──────── Data supplied ────────

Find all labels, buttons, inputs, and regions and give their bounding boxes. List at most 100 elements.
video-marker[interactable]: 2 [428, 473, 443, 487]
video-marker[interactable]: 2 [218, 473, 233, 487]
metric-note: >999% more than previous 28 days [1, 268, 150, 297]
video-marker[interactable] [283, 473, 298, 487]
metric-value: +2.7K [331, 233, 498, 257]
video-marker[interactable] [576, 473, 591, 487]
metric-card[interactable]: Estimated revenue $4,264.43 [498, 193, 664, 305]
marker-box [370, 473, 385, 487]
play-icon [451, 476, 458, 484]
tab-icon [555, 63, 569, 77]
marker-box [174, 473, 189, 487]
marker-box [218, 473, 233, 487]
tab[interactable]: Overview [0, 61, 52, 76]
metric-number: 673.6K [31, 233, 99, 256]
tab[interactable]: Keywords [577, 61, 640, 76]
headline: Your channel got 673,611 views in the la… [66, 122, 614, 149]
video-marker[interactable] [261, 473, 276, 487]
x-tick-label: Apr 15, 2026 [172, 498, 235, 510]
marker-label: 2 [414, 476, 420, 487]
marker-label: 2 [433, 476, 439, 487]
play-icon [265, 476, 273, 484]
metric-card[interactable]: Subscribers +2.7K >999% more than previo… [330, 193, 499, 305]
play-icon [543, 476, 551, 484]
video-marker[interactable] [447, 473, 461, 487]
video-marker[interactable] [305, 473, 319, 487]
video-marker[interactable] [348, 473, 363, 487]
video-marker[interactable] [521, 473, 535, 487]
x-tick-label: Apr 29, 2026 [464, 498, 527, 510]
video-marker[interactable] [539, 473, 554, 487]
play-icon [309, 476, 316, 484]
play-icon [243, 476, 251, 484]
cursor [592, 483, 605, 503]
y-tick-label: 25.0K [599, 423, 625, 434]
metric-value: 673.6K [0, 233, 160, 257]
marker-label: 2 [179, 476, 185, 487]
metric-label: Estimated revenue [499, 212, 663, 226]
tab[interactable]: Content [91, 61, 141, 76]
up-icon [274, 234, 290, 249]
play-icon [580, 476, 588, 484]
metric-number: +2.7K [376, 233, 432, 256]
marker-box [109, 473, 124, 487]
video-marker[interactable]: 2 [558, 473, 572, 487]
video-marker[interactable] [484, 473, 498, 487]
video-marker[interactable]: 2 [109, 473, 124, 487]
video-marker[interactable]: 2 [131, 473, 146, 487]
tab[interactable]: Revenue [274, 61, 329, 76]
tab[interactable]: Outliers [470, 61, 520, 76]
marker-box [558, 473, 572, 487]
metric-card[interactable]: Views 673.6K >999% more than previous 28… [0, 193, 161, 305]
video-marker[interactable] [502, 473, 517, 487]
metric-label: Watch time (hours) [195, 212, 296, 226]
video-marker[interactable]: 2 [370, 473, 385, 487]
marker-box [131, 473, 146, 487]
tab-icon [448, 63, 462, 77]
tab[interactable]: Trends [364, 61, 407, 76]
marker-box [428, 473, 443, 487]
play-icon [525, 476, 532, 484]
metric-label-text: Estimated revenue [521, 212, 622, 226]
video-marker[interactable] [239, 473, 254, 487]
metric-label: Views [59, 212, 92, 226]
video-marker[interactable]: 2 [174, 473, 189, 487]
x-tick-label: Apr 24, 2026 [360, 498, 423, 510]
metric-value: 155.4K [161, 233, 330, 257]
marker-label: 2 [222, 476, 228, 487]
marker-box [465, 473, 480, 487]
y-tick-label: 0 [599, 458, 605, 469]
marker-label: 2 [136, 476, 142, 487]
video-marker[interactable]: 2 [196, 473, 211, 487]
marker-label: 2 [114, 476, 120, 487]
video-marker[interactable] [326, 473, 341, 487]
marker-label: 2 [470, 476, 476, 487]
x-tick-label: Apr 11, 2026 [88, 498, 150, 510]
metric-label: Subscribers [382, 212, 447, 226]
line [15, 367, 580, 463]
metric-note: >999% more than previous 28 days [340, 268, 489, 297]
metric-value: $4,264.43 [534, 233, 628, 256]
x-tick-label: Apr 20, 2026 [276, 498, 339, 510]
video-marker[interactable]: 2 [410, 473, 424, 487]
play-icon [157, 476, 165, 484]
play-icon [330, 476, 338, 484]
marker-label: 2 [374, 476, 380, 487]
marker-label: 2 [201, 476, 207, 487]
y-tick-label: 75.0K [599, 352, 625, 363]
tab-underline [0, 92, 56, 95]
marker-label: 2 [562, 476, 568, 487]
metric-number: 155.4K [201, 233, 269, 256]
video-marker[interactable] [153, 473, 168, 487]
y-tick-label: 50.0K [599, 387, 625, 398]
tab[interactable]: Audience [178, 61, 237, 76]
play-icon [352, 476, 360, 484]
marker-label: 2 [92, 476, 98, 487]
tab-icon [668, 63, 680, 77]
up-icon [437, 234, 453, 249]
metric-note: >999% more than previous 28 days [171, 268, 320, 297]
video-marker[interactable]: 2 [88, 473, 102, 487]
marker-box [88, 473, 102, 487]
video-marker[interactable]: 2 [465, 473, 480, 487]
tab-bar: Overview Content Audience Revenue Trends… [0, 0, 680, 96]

────────

- Problem details
Reproduce the lines of the items above, switching every occurrence of "play-icon" to "play-button" and leaving everything else unchanged.

- Task result
Find all labels, buttons, inputs, and regions and give their bounding boxes. List at most 100 elements.
video-marker[interactable]: 2 [428, 473, 443, 487]
video-marker[interactable]: 2 [218, 473, 233, 487]
metric-note: >999% more than previous 28 days [1, 268, 150, 297]
video-marker[interactable] [283, 473, 298, 487]
metric-value: +2.7K [331, 233, 498, 257]
video-marker[interactable] [576, 473, 591, 487]
metric-card[interactable]: Estimated revenue $4,264.43 [498, 193, 664, 305]
marker-box [370, 473, 385, 487]
play-button [451, 476, 458, 484]
tab-icon [555, 63, 569, 77]
marker-box [174, 473, 189, 487]
marker-box [218, 473, 233, 487]
tab[interactable]: Overview [0, 61, 52, 76]
metric-number: 673.6K [31, 233, 99, 256]
tab[interactable]: Keywords [577, 61, 640, 76]
headline: Your channel got 673,611 views in the la… [66, 122, 614, 149]
video-marker[interactable] [261, 473, 276, 487]
x-tick-label: Apr 15, 2026 [172, 498, 235, 510]
marker-label: 2 [414, 476, 420, 487]
marker-label: 2 [433, 476, 439, 487]
play-button [265, 476, 273, 484]
metric-card[interactable]: Subscribers +2.7K >999% more than previo… [330, 193, 499, 305]
play-button [543, 476, 551, 484]
video-marker[interactable] [447, 473, 461, 487]
video-marker[interactable] [305, 473, 319, 487]
video-marker[interactable] [348, 473, 363, 487]
video-marker[interactable] [521, 473, 535, 487]
x-tick-label: Apr 29, 2026 [464, 498, 527, 510]
video-marker[interactable] [539, 473, 554, 487]
play-button [309, 476, 316, 484]
play-button [243, 476, 251, 484]
cursor [592, 483, 605, 503]
y-tick-label: 25.0K [599, 423, 625, 434]
metric-value: 673.6K [0, 233, 160, 257]
marker-label: 2 [179, 476, 185, 487]
metric-label: Estimated revenue [499, 212, 663, 226]
tab[interactable]: Content [91, 61, 141, 76]
up-icon [274, 234, 290, 249]
play-button [580, 476, 588, 484]
metric-number: +2.7K [376, 233, 432, 256]
marker-box [109, 473, 124, 487]
video-marker[interactable]: 2 [558, 473, 572, 487]
video-marker[interactable] [484, 473, 498, 487]
video-marker[interactable]: 2 [109, 473, 124, 487]
video-marker[interactable]: 2 [131, 473, 146, 487]
tab[interactable]: Revenue [274, 61, 329, 76]
tab[interactable]: Outliers [470, 61, 520, 76]
marker-box [558, 473, 572, 487]
metric-card[interactable]: Views 673.6K >999% more than previous 28… [0, 193, 161, 305]
video-marker[interactable] [502, 473, 517, 487]
metric-label: Watch time (hours) [195, 212, 296, 226]
video-marker[interactable]: 2 [370, 473, 385, 487]
marker-box [131, 473, 146, 487]
tab-icon [448, 63, 462, 77]
tab[interactable]: Trends [364, 61, 407, 76]
marker-box [428, 473, 443, 487]
play-button [525, 476, 532, 484]
metric-label-text: Estimated revenue [521, 212, 622, 226]
video-marker[interactable] [239, 473, 254, 487]
metric-label: Views [59, 212, 92, 226]
video-marker[interactable]: 2 [174, 473, 189, 487]
x-tick-label: Apr 24, 2026 [360, 498, 423, 510]
metric-value: 155.4K [161, 233, 330, 257]
marker-label: 2 [222, 476, 228, 487]
marker-box [465, 473, 480, 487]
y-tick-label: 0 [599, 458, 605, 469]
marker-label: 2 [136, 476, 142, 487]
video-marker[interactable]: 2 [196, 473, 211, 487]
marker-label: 2 [114, 476, 120, 487]
video-marker[interactable] [326, 473, 341, 487]
marker-label: 2 [470, 476, 476, 487]
x-tick-label: Apr 11, 2026 [88, 498, 150, 510]
metric-label: Subscribers [382, 212, 447, 226]
line [15, 367, 580, 463]
metric-note: >999% more than previous 28 days [340, 268, 489, 297]
metric-value: $4,264.43 [534, 233, 628, 256]
x-tick-label: Apr 20, 2026 [276, 498, 339, 510]
video-marker[interactable]: 2 [410, 473, 424, 487]
play-button [157, 476, 165, 484]
play-button [330, 476, 338, 484]
marker-label: 2 [374, 476, 380, 487]
marker-label: 2 [201, 476, 207, 487]
y-tick-label: 75.0K [599, 352, 625, 363]
tab-underline [0, 92, 56, 95]
marker-label: 2 [562, 476, 568, 487]
metric-number: 155.4K [201, 233, 269, 256]
video-marker[interactable] [153, 473, 168, 487]
y-tick-label: 50.0K [599, 387, 625, 398]
tab[interactable]: Audience [178, 61, 237, 76]
play-button [352, 476, 360, 484]
marker-label: 2 [92, 476, 98, 487]
tab-icon [668, 63, 680, 77]
up-icon [437, 234, 453, 249]
metric-note: >999% more than previous 28 days [171, 268, 320, 297]
video-marker[interactable]: 2 [88, 473, 102, 487]
marker-box [88, 473, 102, 487]
video-marker[interactable]: 2 [465, 473, 480, 487]
tab-bar: Overview Content Audience Revenue Trends… [0, 0, 680, 96]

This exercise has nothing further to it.